§ **What to do**
From the listing below, return each line that includes "built".

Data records
..............................

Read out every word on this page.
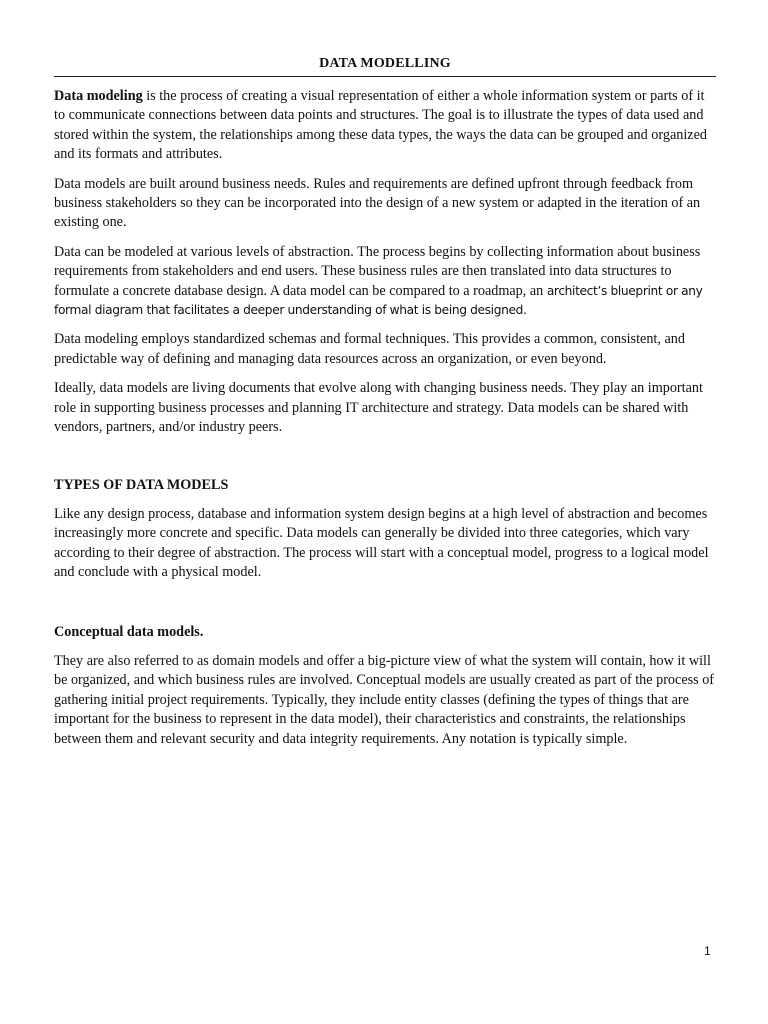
DATA MODELLING

Data modeling is the process of creating a visual representation of either a whole information system or parts of it to communicate connections between data points and structures. The goal is to illustrate the types of data used and stored within the system, the relationships among these data types, the ways the data can be grouped and organized and its formats and attributes.

Data models are built around business needs. Rules and requirements are defined upfront through feedback from business stakeholders so they can be incorporated into the design of a new system or adapted in the iteration of an existing one.

Data can be modeled at various levels of abstraction. The process begins by collecting information about business requirements from stakeholders and end users. These business rules are then translated into data structures to formulate a concrete database design. A data model can be compared to a roadmap, an architect’s blueprint or any formal diagram that facilitates a deeper understanding of what is being designed.

Data modeling employs standardized schemas and formal techniques. This provides a common, consistent, and predictable way of defining and managing data resources across an organization, or even beyond.

Ideally, data models are living documents that evolve along with changing business needs. They play an important role in supporting business processes and planning IT architecture and strategy. Data models can be shared with vendors, partners, and/or industry peers.

TYPES OF DATA MODELS

Like any design process, database and information system design begins at a high level of abstraction and becomes increasingly more concrete and specific. Data models can generally be divided into three categories, which vary according to their degree of abstraction. The process will start with a conceptual model, progress to a logical model and conclude with a physical model.

Conceptual data models.

They are also referred to as domain models and offer a big-picture view of what the system will contain, how it will be organized, and which business rules are involved. Conceptual models are usually created as part of the process of gathering initial project requirements. Typically, they include entity classes (defining the types of things that are important for the business to represent in the data model), their characteristics and constraints, the relationships between them and relevant security and data integrity requirements. Any notation is typically simple.

1
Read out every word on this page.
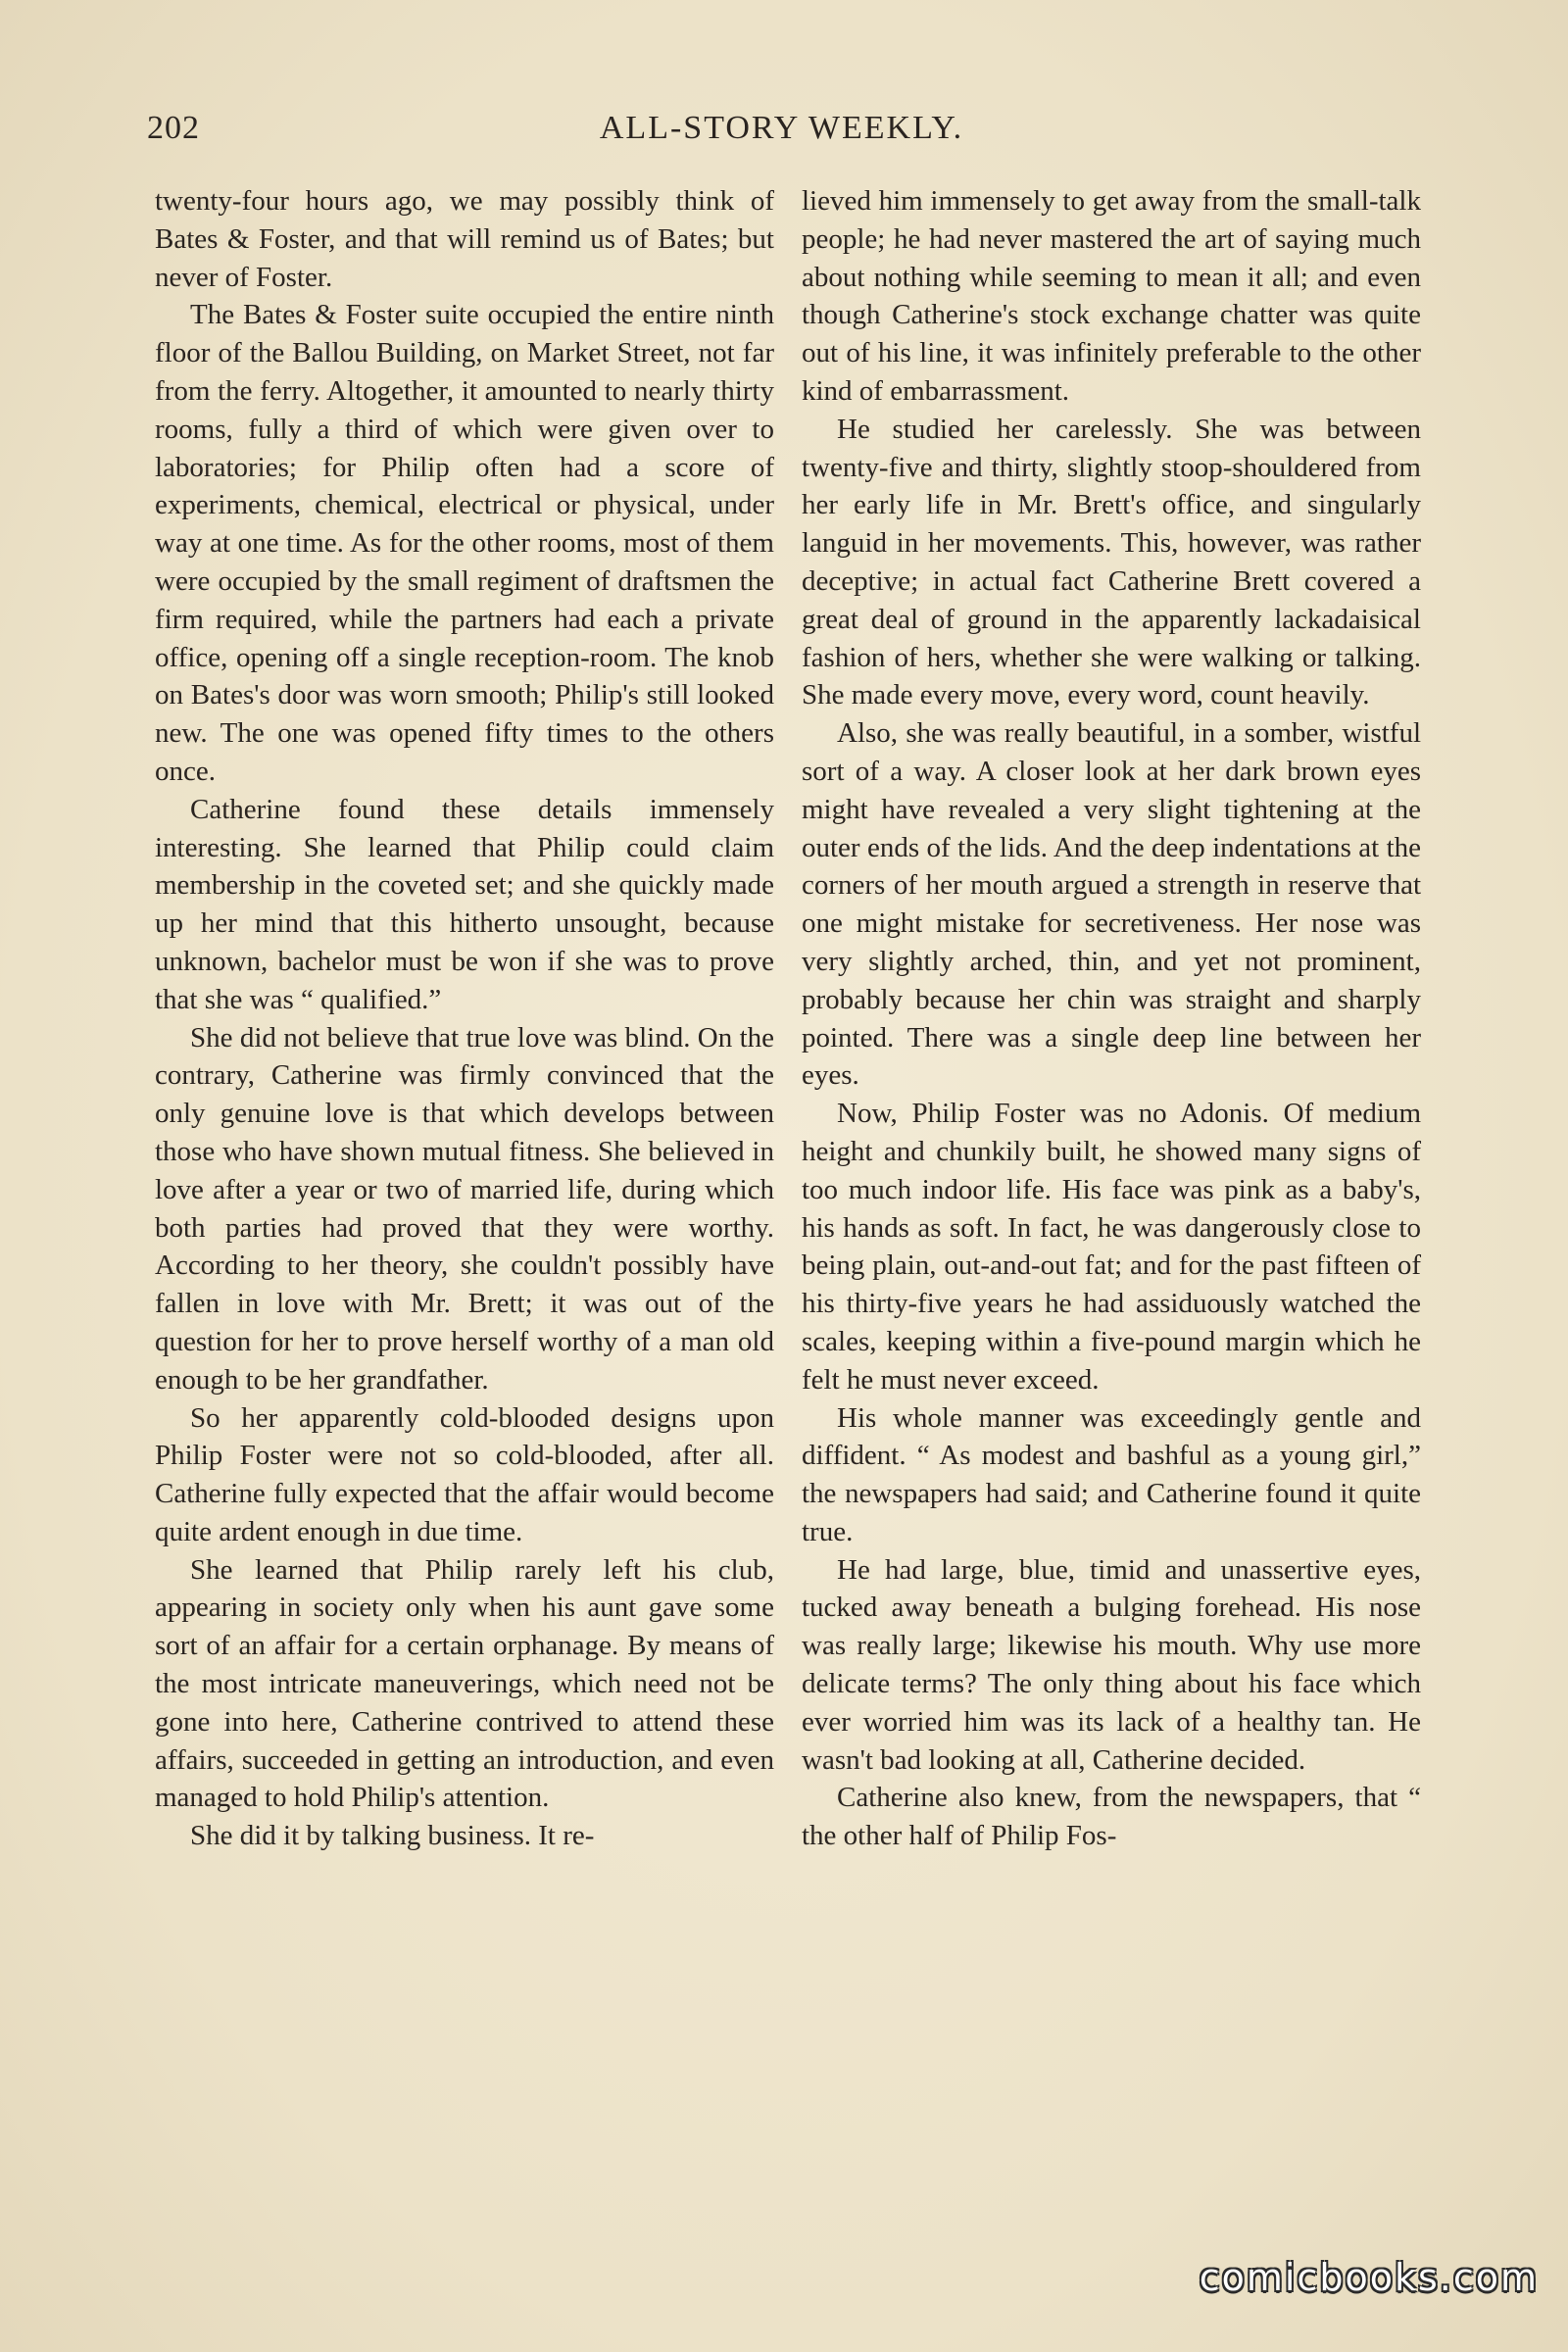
202	ALL-STORY WEEKLY.

twenty-four hours ago, we may possibly think of Bates & Foster, and that will remind us of Bates; but never of Foster.

The Bates & Foster suite occupied the entire ninth floor of the Ballou Building, on Market Street, not far from the ferry. Altogether, it amounted to nearly thirty rooms, fully a third of which were given over to laboratories; for Philip often had a score of experiments, chemical, electrical or physical, under way at one time. As for the other rooms, most of them were occupied by the small regiment of draftsmen the firm required, while the partners had each a private office, opening off a single reception-room. The knob on Bates's door was worn smooth; Philip's still looked new. The one was opened fifty times to the others once.

Catherine found these details immensely interesting. She learned that Philip could claim membership in the coveted set; and she quickly made up her mind that this hitherto unsought, because unknown, bachelor must be won if she was to prove that she was “ qualified.”

She did not believe that true love was blind. On the contrary, Catherine was firmly convinced that the only genuine love is that which develops between those who have shown mutual fitness. She believed in love after a year or two of married life, during which both parties had proved that they were worthy. According to her theory, she couldn't possibly have fallen in love with Mr. Brett; it was out of the question for her to prove herself worthy of a man old enough to be her grandfather.

So her apparently cold-blooded designs upon Philip Foster were not so cold-blooded, after all. Catherine fully expected that the affair would become quite ardent enough in due time.

She learned that Philip rarely left his club, appearing in society only when his aunt gave some sort of an affair for a certain orphanage. By means of the most intricate maneuverings, which need not be gone into here, Catherine contrived to attend these affairs, succeeded in getting an introduction, and even managed to hold Philip's attention.

She did it by talking business. It re-

lieved him immensely to get away from the small-talk people; he had never mastered the art of saying much about nothing while seeming to mean it all; and even though Catherine's stock exchange chatter was quite out of his line, it was infinitely preferable to the other kind of embarrassment.

He studied her carelessly. She was between twenty-five and thirty, slightly stoop-shouldered from her early life in Mr. Brett's office, and singularly languid in her movements. This, however, was rather deceptive; in actual fact Catherine Brett covered a great deal of ground in the apparently lackadaisical fashion of hers, whether she were walking or talking. She made every move, every word, count heavily.

Also, she was really beautiful, in a somber, wistful sort of a way. A closer look at her dark brown eyes might have revealed a very slight tightening at the outer ends of the lids. And the deep indentations at the corners of her mouth argued a strength in reserve that one might mistake for secretiveness. Her nose was very slightly arched, thin, and yet not prominent, probably because her chin was straight and sharply pointed. There was a single deep line between her eyes.

Now, Philip Foster was no Adonis. Of medium height and chunkily built, he showed many signs of too much indoor life. His face was pink as a baby's, his hands as soft. In fact, he was dangerously close to being plain, out-and-out fat; and for the past fifteen of his thirty-five years he had assiduously watched the scales, keeping within a five-pound margin which he felt he must never exceed.

His whole manner was exceedingly gentle and diffident. “ As modest and bashful as a young girl,” the newspapers had said; and Catherine found it quite true.

He had large, blue, timid and unassertive eyes, tucked away beneath a bulging forehead. His nose was really large; likewise his mouth. Why use more delicate terms? The only thing about his face which ever worried him was its lack of a healthy tan. He wasn't bad looking at all, Catherine decided.

Catherine also knew, from the newspapers, that “ the other half of Philip Fos-

comicbooks.com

..............................

§ **Written reply**
Data models are built around business needs. Rules and requirements are defined upfront through feedback from business stakeholders so they can be incorporated into the design of a new system or adapted in the iteration of an existing one.
Now, Philip Foster was no Adonis. Of medium height and chunkily built, he showed many signs of too much indoor life. His face was pink as a baby's, his hands as soft. In fact, he was dangerously close to being plain, out-and-out fat; and for the past fifteen of his thirty-five years he had assiduously watched the scales, keeping within a five-pound margin which he felt he must never exceed.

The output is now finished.